**The task**: Set down all of the data exactly as it appears.

**Input data**:

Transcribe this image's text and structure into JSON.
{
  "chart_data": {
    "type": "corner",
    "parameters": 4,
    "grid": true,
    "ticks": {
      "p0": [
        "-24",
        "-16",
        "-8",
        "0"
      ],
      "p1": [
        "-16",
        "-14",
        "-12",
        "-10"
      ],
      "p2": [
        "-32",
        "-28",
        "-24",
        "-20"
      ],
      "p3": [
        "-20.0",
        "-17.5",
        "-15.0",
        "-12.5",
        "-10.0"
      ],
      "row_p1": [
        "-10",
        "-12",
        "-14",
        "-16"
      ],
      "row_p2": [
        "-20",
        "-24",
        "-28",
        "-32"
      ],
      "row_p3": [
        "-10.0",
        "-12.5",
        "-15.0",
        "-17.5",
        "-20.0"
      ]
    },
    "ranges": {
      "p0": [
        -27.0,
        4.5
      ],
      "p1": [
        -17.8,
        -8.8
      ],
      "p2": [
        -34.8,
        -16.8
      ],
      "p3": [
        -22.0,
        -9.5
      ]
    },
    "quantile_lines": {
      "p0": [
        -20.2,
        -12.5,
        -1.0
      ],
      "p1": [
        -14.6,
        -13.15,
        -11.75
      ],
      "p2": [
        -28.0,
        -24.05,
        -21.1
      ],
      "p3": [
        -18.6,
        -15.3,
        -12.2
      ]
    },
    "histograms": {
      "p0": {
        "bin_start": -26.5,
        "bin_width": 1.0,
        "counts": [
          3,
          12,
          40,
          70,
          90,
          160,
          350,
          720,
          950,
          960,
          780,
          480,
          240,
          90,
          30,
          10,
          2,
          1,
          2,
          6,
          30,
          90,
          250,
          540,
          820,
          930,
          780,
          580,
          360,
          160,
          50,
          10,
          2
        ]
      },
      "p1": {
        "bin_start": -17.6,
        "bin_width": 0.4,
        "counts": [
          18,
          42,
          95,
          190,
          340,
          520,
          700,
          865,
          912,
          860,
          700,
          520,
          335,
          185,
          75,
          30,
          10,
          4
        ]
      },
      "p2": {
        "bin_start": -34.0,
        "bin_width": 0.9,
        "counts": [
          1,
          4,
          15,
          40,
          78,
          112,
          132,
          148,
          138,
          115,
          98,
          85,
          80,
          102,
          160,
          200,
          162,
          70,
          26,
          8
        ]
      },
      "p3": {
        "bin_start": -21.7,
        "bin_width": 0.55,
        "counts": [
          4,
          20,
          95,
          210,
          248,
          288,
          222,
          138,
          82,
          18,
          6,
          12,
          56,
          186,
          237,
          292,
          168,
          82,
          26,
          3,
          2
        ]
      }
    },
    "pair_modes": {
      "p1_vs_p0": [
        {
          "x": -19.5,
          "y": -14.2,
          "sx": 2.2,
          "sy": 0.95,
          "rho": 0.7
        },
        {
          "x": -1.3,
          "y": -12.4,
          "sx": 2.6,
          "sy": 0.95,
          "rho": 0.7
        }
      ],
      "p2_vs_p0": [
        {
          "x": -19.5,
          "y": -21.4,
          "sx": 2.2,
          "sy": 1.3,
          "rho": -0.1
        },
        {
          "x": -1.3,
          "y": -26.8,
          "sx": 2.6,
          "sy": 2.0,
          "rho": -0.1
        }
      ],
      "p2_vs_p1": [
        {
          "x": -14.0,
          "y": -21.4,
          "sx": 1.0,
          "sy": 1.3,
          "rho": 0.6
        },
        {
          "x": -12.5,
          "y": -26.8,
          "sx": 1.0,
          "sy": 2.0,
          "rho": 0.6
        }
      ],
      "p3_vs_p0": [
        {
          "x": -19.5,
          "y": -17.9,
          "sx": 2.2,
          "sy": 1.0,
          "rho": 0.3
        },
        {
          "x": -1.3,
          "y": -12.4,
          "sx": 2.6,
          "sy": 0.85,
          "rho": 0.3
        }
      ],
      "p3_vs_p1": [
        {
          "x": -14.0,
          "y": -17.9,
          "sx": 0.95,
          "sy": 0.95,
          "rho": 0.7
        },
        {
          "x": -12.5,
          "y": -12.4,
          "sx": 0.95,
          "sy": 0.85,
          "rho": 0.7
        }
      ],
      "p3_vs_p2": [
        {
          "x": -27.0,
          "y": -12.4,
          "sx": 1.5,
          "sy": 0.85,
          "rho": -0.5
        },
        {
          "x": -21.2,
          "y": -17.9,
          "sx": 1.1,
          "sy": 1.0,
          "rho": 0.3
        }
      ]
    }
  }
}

**Reply**:
Transcribe this image's text and structure into JSON.
{
  "chart_data": {
    "type": "corner",
    "parameters": 4,
    "grid": true,
    "ticks": {
      "p0": [
        "-24",
        "-16",
        "-8",
        "0"
      ],
      "p1": [
        "-16",
        "-14",
        "-12",
        "-10"
      ],
      "p2": [
        "-32",
        "-28",
        "-24",
        "-20"
      ],
      "p3": [
        "-20.0",
        "-17.5",
        "-15.0",
        "-12.5",
        "-10.0"
      ],
      "row_p1": [
        "-10",
        "-12",
        "-14",
        "-16"
      ],
      "row_p2": [
        "-20",
        "-24",
        "-28",
        "-32"
      ],
      "row_p3": [
        "-10.0",
        "-12.5",
        "-15.0",
        "-17.5",
        "-20.0"
      ]
    },
    "ranges": {
      "p0": [
        -27.0,
        4.5
      ],
      "p1": [
        -17.8,
        -8.8
      ],
      "p2": [
        -34.8,
        -16.8
      ],
      "p3": [
        -22.0,
        -9.5
      ]
    },
    "quantile_lines": {
      "p0": [
        -20.2,
        -12.5,
        -1.0
      ],
      "p1": [
        -14.6,
        -13.15,
        -11.75
      ],
      "p2": [
        -28.0,
        -24.05,
        -21.1
      ],
      "p3": [
        -18.6,
        -15.3,
        -12.2
      ]
    },
    "histograms": {
      "p0": {
        "bin_start": -26.5,
        "bin_width": 1.0,
        "counts": [
          3,
          12,
          40,
          70,
          90,
          160,
          350,
          720,
          950,
          960,
          780,
          480,
          240,
          90,
          30,
          10,
          2,
          1,
          2,
          6,
          30,
          90,
          250,
          540,
          820,
          930,
          780,
          580,
          360,
          160,
          50,
          10,
          2
        ]
      },
      "p1": {
        "bin_start": -17.6,
        "bin_width": 0.4,
        "counts": [
          18,
          42,
          95,
          190,
          340,
          520,
          700,
          865,
          912,
          860,
          700,
          520,
          335,
          185,
          75,
          30,
          10,
          4
        ]
      },
      "p2": {
        "bin_start": -34.0,
        "bin_width": 0.9,
        "counts": [
          1,
          4,
          15,
          40,
          78,
          112,
          132,
          148,
          138,
          115,
          98,
          85,
          80,
          102,
          160,
          200,
          162,
          70,
          26,
          8
        ]
      },
      "p3": {
        "bin_start": -21.7,
        "bin_width": 0.55,
        "counts": [
          4,
          20,
          95,
          210,
          248,
          288,
          222,
          138,
          82,
          18,
          6,
          12,
          56,
          186,
          237,
          292,
          168,
          82,
          26,
          3,
          2
        ]
      }
    },
    "pair_modes": {
      "p1_vs_p0": [
        {
          "x": -19.5,
          "y": -14.2,
          "sx": 2.2,
          "sy": 0.95,
          "rho": 0.7
        },
        {
          "x": -1.3,
          "y": -12.4,
          "sx": 2.6,
          "sy": 0.95,
          "rho": 0.7
        }
      ],
      "p2_vs_p0": [
        {
          "x": -19.5,
          "y": -21.4,
          "sx": 2.2,
          "sy": 1.3,
          "rho": -0.1
        },
        {
          "x": -1.3,
          "y": -26.8,
          "sx": 2.6,
          "sy": 2.0,
          "rho": -0.1
        }
      ],
      "p2_vs_p1": [
        {
          "x": -14.0,
          "y": -21.4,
          "sx": 1.0,
          "sy": 1.3,
          "rho": 0.6
        },
        {
          "x": -12.5,
          "y": -26.8,
          "sx": 1.0,
          "sy": 2.0,
          "rho": 0.6
        }
      ],
      "p3_vs_p0": [
        {
          "x": -19.5,
          "y": -17.9,
          "sx": 2.2,
          "sy": 1.0,
          "rho": 0.3
        },
        {
          "x": -1.3,
          "y": -12.4,
          "sx": 2.6,
          "sy": 0.85,
          "rho": 0.3
        }
      ],
      "p3_vs_p1": [
        {
          "x": -14.0,
          "y": -17.9,
          "sx": 0.95,
          "sy": 0.95,
          "rho": 0.7
        },
        {
          "x": -12.5,
          "y": -12.4,
          "sx": 0.95,
          "sy": 0.85,
          "rho": 0.7
        }
      ],
      "p3_vs_p2": [
        {
          "x": -27.0,
          "y": -12.4,
          "sx": 1.5,
          "sy": 0.85,
          "rho": -0.5
        },
        {
          "x": -21.2,
          "y": -17.9,
          "sx": 1.1,
          "sy": 1.0,
          "rho": 0.3
        }
      ]
    }
  }
}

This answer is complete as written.